## To do
Scan the material that follows. Copy every line containing the word "Ethnicity".
[BEGIN Data shown]
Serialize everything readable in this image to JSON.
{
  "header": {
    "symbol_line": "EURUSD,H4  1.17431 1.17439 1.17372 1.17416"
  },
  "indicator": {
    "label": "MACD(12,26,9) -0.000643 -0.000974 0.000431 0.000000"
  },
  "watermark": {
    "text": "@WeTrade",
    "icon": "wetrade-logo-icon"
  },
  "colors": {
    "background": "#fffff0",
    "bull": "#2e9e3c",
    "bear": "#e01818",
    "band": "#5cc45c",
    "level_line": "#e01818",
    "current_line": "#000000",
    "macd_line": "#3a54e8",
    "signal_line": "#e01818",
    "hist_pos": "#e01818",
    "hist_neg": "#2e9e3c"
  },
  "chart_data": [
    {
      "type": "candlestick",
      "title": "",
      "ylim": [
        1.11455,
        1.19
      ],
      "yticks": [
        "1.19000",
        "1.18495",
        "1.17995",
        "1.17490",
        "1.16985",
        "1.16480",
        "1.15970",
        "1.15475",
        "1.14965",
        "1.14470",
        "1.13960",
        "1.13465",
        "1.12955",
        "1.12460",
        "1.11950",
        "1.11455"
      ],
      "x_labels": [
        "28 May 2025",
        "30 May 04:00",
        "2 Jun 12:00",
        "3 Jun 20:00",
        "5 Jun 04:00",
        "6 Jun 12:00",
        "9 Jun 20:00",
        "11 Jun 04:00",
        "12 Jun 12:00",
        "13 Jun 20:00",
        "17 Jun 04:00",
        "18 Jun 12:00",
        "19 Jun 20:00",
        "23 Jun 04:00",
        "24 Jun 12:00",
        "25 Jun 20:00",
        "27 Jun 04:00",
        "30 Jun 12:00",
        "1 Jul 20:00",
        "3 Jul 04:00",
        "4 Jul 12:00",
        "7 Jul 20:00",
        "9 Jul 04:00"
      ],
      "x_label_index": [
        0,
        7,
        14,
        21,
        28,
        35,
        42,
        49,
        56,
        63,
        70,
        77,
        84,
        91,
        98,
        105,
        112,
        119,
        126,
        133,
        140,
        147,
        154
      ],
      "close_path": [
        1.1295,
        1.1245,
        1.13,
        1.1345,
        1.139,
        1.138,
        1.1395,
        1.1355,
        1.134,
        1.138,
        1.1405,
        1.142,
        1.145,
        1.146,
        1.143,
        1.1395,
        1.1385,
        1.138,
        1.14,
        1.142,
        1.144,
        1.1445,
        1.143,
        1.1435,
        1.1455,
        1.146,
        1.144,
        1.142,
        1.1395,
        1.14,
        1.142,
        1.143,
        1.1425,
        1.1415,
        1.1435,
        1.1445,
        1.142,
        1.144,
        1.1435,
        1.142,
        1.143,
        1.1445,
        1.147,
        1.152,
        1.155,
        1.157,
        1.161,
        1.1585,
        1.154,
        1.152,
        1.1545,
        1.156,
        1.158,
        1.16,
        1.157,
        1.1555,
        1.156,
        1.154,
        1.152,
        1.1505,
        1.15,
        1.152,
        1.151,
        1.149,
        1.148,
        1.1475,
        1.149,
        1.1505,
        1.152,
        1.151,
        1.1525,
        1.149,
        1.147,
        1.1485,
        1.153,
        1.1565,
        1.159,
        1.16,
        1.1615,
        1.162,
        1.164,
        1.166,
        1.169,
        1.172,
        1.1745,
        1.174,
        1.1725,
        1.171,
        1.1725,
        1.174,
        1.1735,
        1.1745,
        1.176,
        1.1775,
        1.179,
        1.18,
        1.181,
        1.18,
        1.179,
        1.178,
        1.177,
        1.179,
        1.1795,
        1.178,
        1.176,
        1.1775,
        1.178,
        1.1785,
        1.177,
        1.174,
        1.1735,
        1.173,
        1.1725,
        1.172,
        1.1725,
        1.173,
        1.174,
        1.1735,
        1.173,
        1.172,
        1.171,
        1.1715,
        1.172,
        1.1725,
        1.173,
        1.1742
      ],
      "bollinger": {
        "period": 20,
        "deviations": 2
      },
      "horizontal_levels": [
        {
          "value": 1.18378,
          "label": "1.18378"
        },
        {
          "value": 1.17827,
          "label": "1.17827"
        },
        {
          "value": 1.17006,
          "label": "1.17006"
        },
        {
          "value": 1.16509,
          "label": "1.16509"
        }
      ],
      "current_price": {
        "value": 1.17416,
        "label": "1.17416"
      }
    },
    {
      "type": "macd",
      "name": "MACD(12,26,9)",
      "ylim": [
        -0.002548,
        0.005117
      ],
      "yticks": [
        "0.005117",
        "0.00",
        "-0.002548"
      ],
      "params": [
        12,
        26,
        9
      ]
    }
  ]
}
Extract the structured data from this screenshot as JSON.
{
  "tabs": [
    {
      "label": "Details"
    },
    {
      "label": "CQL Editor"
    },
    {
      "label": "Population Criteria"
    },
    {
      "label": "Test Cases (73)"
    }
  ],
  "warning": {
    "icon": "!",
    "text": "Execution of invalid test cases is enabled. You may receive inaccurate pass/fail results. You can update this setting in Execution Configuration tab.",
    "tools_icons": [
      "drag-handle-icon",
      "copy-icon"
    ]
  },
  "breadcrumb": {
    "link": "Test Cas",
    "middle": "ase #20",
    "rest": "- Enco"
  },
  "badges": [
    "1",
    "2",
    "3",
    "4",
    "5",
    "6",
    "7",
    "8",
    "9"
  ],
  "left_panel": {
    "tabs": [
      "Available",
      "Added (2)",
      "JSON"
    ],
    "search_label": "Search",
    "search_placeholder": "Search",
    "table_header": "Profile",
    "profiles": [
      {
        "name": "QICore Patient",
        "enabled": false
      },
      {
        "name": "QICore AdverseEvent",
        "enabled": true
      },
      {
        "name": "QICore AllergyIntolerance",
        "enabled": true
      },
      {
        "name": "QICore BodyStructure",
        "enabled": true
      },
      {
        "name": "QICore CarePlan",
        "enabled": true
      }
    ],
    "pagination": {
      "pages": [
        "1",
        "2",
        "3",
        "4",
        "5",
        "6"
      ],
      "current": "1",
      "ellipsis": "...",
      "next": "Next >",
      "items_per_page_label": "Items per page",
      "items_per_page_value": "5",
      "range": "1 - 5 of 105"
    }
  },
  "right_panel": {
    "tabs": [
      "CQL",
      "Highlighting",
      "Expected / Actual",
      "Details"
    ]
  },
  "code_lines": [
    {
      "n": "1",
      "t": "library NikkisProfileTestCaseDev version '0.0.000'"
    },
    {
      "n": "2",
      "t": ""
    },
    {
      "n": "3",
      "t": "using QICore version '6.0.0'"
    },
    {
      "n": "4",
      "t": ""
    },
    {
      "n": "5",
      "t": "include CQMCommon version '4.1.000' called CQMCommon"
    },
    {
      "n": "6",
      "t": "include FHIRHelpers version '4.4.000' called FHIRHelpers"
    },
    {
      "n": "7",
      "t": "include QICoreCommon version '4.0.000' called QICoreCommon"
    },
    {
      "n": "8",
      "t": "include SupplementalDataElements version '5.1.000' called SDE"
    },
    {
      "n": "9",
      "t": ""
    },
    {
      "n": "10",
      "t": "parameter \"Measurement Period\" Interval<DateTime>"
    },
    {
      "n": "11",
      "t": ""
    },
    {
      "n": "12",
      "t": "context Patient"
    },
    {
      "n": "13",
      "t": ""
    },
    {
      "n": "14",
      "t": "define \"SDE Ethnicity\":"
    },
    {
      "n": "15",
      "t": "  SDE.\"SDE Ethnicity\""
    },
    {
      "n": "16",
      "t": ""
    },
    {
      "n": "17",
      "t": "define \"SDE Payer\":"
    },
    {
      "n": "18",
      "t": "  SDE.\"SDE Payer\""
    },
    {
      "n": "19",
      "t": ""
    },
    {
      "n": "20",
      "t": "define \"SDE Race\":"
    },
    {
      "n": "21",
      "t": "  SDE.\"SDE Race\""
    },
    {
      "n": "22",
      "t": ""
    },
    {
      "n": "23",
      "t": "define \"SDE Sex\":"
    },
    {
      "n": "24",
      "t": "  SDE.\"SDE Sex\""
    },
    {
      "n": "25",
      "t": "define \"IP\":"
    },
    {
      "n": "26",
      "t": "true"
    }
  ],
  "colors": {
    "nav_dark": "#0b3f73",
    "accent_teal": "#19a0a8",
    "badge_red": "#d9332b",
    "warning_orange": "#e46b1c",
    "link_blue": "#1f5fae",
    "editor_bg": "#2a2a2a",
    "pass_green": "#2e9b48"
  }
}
[END Data shown]
## Correct output
      "t": "define \"SDE Ethnicity\":"
      "t": "  SDE.\"SDE Ethnicity\""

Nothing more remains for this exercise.